**Task instructions**
Scan the data below for the string "бюджетным". Copy every line where it appears.

**Supplied data**
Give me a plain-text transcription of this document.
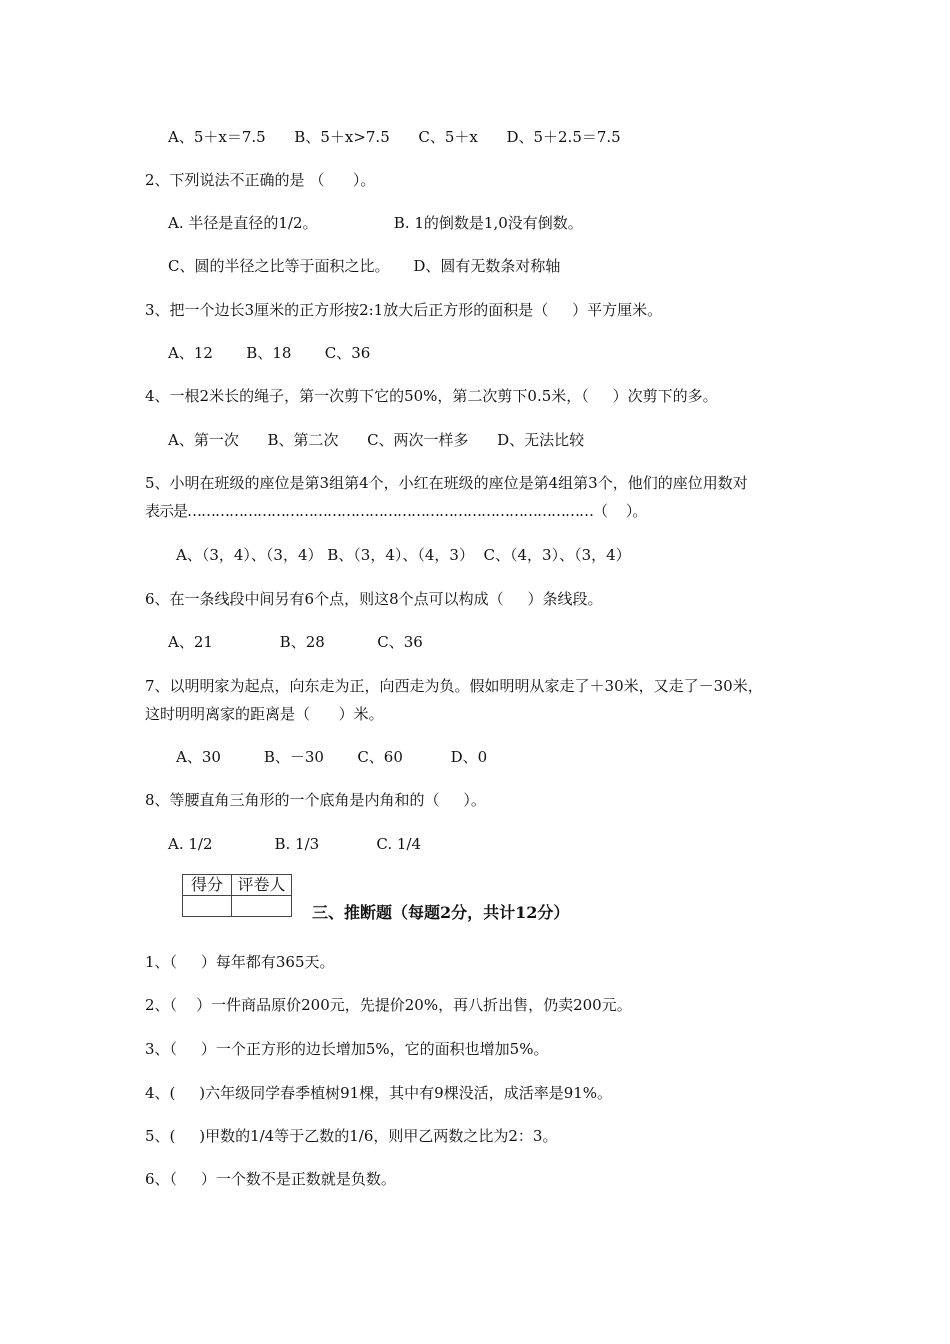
A、5＋x＝7.5      B、5＋x>7.5      C、5＋x      D、5＋2.5＝7.5
2、下列说法不正确的是 （      ）。
A. 半径是直径的1/2。                B. 1的倒数是1,0没有倒数。
C、圆的半径之比等于面积之比。     D、圆有无数条对称轴
3、把一个边长3厘米的正方形按2:1放大后正方形的面积是（     ）平方厘米。
A、12       B、18       C、36
4、一根2米长的绳子，第一次剪下它的50%，第二次剪下0.5米，（     ）次剪下的多。
A、第一次      B、第二次      C、两次一样多      D、无法比较
5、小明在班级的座位是第3组第4个，小红在班级的座位是第4组第3个，他们的座位用数对
表示是……………………………………………………………………………（     ）。
A、（3，4）、（3，4） B、（3，4）、（4，3）  C、（4，3）、（3，4）
6、在一条线段中间另有6个点，则这8个点可以构成（     ）条线段。
A、21              B、28           C、36
7、以明明家为起点，向东走为正，向西走为负。假如明明从家走了＋30米，又走了－30米，
这时明明离家的距离是（      ）米。
A、30         B、－30       C、60          D、0
8、等腰直角三角形的一个底角是内角和的（     ）。
A. 1/2             B. 1/3            C. 1/4
得分	评卷人

三、推断题（每题2分，共计12分）
1、（     ）每年都有365天。
2、（    ）一件商品原价200元，先提价20%，再八折出售，仍卖200元。
3、（     ）一个正方形的边长增加5%，它的面积也增加5%。
4、(     )六年级同学春季植树91棵，其中有9棵没活，成活率是91%。
5、(     )甲数的1/4等于乙数的1/6，则甲乙两数之比为2：3。
6、（     ）一个数不是正数就是负数。
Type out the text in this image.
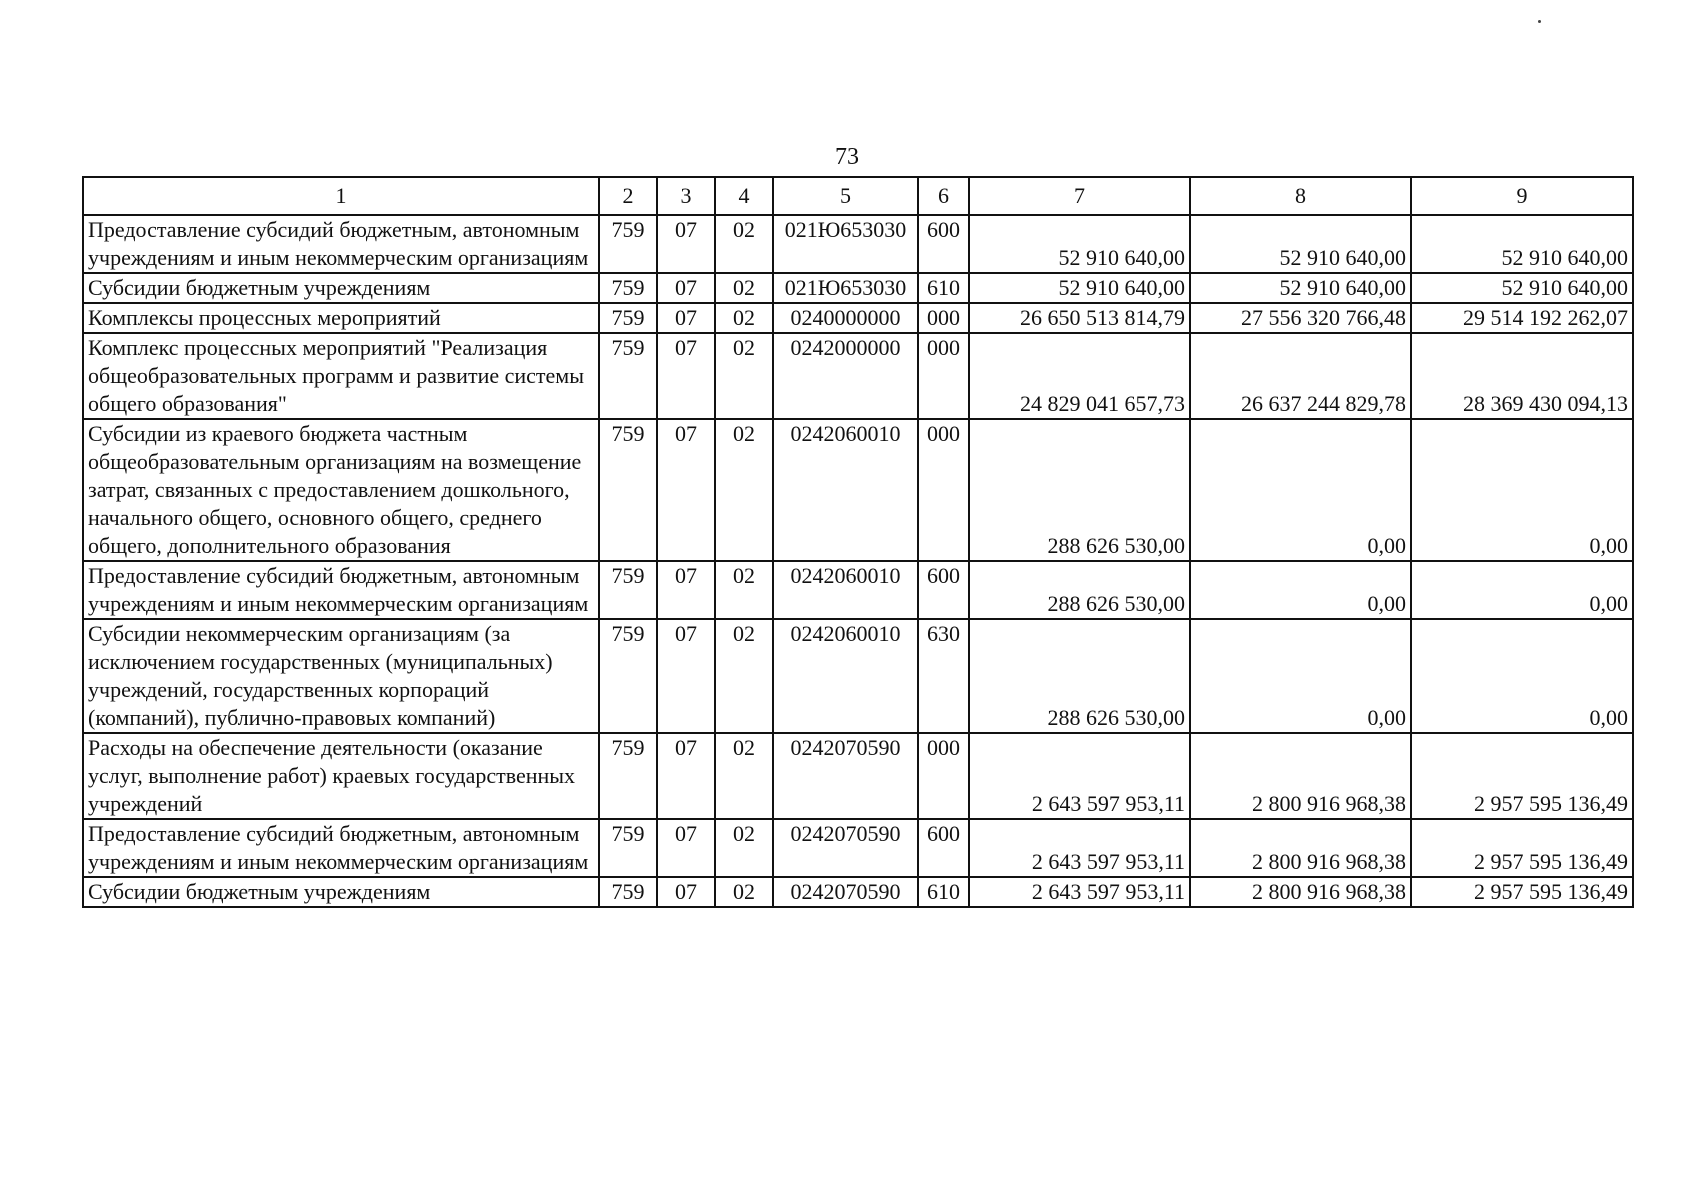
73
1	2	3	4	5	6	7	8	9
Предоставление субсидий бюджетным, автономным учреждениям и иным некоммерческим организациям	759	07	02	021Ю653030	600	52 910 640,00	52 910 640,00	52 910 640,00
Субсидии бюджетным учреждениям	759	07	02	021Ю653030	610	52 910 640,00	52 910 640,00	52 910 640,00
Комплексы процессных мероприятий	759	07	02	0240000000	000	26 650 513 814,79	27 556 320 766,48	29 514 192 262,07
Комплекс процессных мероприятий "Реализация общеобразовательных программ и развитие системы общего образования"	759	07	02	0242000000	000	24 829 041 657,73	26 637 244 829,78	28 369 430 094,13
Субсидии из краевого бюджета частным общеобразовательным организациям на возмещение затрат, связанных с предоставлением дошкольного, начального общего, основного общего, среднего общего, дополнительного образования	759	07	02	0242060010	000	288 626 530,00	0,00	0,00
Предоставление субсидий бюджетным, автономным учреждениям и иным некоммерческим организациям	759	07	02	0242060010	600	288 626 530,00	0,00	0,00
Субсидии некоммерческим организациям (за исключением государственных (муниципальных) учреждений, государственных корпораций (компаний), публично-правовых компаний)	759	07	02	0242060010	630	288 626 530,00	0,00	0,00
Расходы на обеспечение деятельности (оказание услуг, выполнение работ) краевых государственных учреждений	759	07	02	0242070590	000	2 643 597 953,11	2 800 916 968,38	2 957 595 136,49
Предоставление субсидий бюджетным, автономным учреждениям и иным некоммерческим организациям	759	07	02	0242070590	600	2 643 597 953,11	2 800 916 968,38	2 957 595 136,49
Субсидии бюджетным учреждениям	759	07	02	0242070590	610	2 643 597 953,11	2 800 916 968,38	2 957 595 136,49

**Expected answer**
Предоставление субсидий бюджетным, автономным учреждениям и иным некоммерческим организациям	759	07	02	021Ю653030	600	52 910 640,00	52 910 640,00	52 910 640,00
Субсидии бюджетным учреждениям	759	07	02	021Ю653030	610	52 910 640,00	52 910 640,00	52 910 640,00
Предоставление субсидий бюджетным, автономным учреждениям и иным некоммерческим организациям	759	07	02	0242060010	600	288 626 530,00	0,00	0,00
Предоставление субсидий бюджетным, автономным учреждениям и иным некоммерческим организациям	759	07	02	0242070590	600	2 643 597 953,11	2 800 916 968,38	2 957 595 136,49
Субсидии бюджетным учреждениям	759	07	02	0242070590	610	2 643 597 953,11	2 800 916 968,38	2 957 595 136,49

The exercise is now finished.